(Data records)
## BEGIN

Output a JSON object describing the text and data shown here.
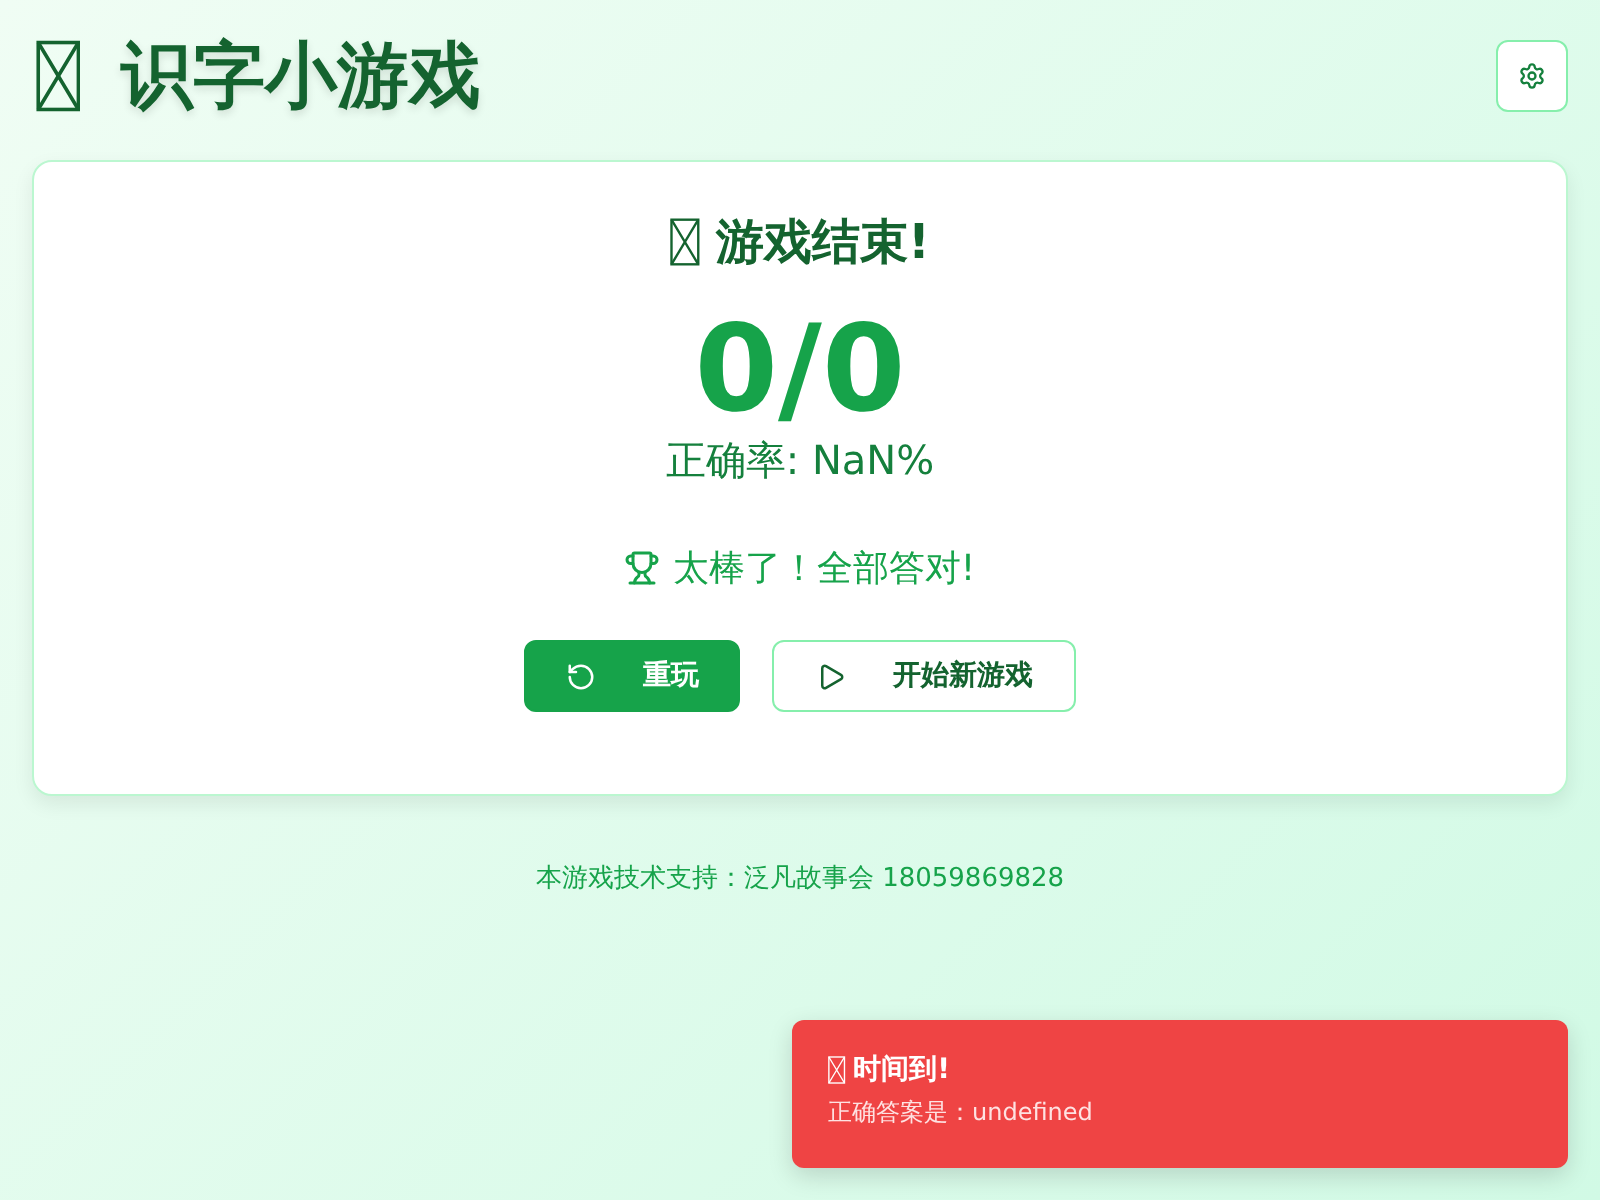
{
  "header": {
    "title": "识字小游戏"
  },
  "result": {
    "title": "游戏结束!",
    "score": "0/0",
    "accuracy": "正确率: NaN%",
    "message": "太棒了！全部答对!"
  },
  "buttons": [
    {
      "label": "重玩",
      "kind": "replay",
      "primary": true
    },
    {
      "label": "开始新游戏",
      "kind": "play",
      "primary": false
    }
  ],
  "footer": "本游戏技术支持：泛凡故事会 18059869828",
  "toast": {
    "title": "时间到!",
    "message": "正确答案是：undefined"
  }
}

## END

* Do this *
Give an exact copy of the material, leaving out every picture.

* Output of the task *
Output a JSON object describing the text and data shown here.
{
  "header": {
    "title": "识字小游戏"
  },
  "result": {
    "title": "游戏结束!",
    "score": "0/0",
    "accuracy": "正确率: NaN%",
    "message": "太棒了！全部答对!"
  },
  "buttons": [
    {
      "label": "重玩",
      "kind": "replay",
      "primary": true
    },
    {
      "label": "开始新游戏",
      "kind": "play",
      "primary": false
    }
  ],
  "footer": "本游戏技术支持：泛凡故事会 18059869828",
  "toast": {
    "title": "时间到!",
    "message": "正确答案是：undefined"
  }
}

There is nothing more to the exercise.